▸ **SUPPLIED RECORDS**
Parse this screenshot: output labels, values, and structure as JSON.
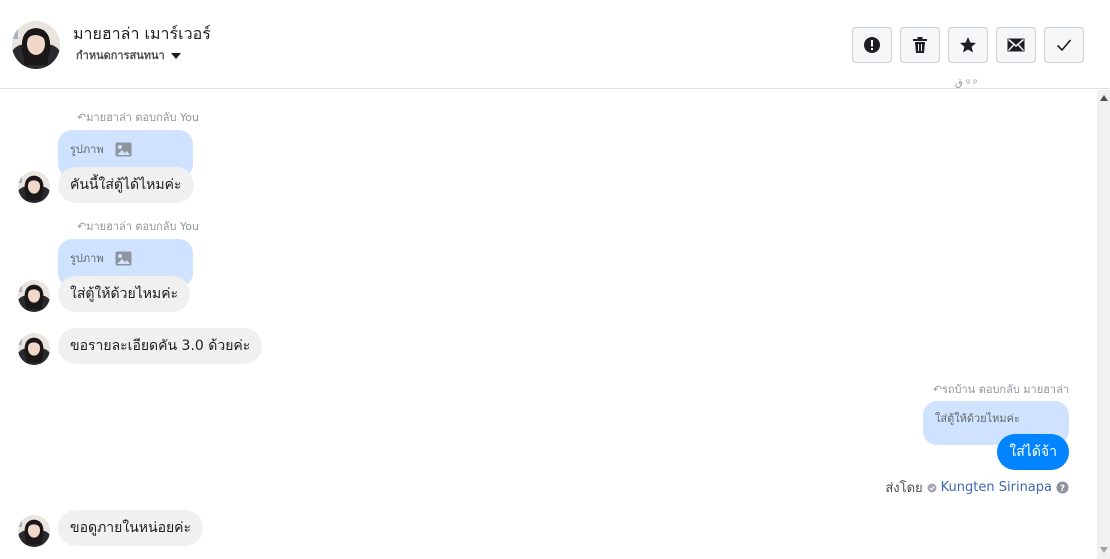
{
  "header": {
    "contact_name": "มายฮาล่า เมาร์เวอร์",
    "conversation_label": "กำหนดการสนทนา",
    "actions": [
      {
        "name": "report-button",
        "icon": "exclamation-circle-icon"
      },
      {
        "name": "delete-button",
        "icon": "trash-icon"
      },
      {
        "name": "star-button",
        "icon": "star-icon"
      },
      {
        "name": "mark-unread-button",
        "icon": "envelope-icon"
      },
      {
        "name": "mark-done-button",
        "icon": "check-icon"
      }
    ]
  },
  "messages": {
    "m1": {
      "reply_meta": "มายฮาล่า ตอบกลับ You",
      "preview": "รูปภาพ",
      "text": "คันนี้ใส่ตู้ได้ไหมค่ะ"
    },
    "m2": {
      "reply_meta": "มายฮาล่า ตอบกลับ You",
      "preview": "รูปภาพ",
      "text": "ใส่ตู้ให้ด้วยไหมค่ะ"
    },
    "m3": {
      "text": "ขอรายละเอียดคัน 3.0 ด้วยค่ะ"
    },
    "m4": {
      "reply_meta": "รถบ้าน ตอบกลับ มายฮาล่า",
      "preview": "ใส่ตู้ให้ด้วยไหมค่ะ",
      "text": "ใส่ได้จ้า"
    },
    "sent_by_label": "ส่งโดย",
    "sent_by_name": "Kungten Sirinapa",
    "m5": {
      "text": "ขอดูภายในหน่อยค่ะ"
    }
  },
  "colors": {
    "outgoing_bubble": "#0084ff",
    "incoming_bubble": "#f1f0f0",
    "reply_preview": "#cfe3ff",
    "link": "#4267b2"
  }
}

▸ **TASK TO COMPLETE**
Filter the records down to the lines that contain the string "วยไหมค", and copy those lines.

▸ **TASK RESULT**
      "text": "ใส่ตู้ให้ด้วยไหมค่ะ"
      "preview": "ใส่ตู้ให้ด้วยไหมค่ะ",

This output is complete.